======== Entries supplied ========
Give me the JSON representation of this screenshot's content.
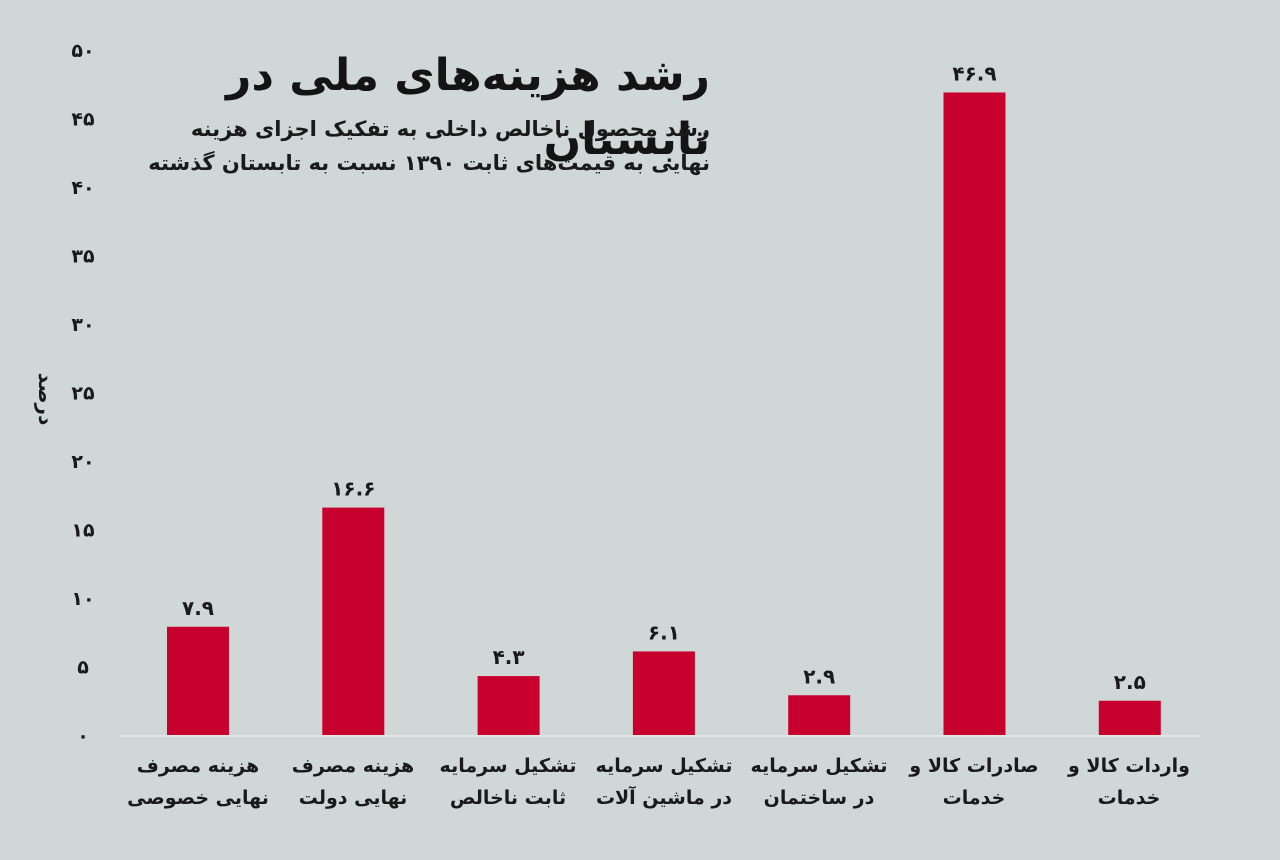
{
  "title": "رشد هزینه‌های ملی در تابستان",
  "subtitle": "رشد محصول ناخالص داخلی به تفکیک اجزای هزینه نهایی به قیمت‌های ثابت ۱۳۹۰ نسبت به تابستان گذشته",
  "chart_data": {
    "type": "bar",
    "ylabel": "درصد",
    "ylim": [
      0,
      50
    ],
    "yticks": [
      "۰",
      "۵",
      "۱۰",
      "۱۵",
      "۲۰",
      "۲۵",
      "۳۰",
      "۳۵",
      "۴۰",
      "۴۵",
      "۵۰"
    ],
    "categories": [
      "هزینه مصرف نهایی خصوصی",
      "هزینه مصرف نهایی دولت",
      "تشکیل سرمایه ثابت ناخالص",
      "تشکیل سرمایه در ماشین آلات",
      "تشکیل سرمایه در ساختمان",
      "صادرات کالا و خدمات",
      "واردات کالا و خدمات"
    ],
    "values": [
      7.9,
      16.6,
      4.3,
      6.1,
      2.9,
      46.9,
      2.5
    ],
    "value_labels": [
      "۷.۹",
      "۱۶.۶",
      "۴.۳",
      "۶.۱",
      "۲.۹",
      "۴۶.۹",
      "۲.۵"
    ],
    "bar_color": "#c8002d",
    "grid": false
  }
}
========
======== Entries supplied ========
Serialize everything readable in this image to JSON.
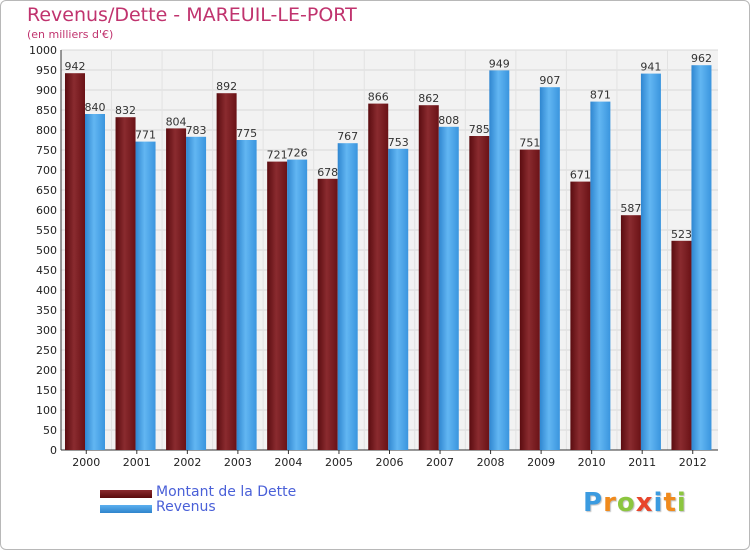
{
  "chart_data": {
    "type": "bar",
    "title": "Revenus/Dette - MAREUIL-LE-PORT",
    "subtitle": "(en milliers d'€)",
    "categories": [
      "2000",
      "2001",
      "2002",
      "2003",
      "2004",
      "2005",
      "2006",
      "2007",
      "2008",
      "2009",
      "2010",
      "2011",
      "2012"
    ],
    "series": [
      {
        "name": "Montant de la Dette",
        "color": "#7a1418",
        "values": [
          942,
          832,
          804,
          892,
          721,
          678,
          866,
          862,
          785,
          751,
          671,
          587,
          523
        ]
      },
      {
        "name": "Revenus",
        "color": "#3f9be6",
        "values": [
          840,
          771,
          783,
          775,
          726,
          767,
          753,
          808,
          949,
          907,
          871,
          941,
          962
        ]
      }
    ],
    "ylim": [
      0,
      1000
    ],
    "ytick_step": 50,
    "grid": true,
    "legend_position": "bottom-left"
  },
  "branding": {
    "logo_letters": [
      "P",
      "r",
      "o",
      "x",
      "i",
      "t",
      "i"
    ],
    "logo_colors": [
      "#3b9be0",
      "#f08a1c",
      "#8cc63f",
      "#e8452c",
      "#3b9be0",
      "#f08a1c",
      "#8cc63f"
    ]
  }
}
========
Filter the entries down to the lines with the word "this" in them.

• [Task solution]
Give me the JSON representation of this screenshot's content.
Serialize everything readable in this image to JSON.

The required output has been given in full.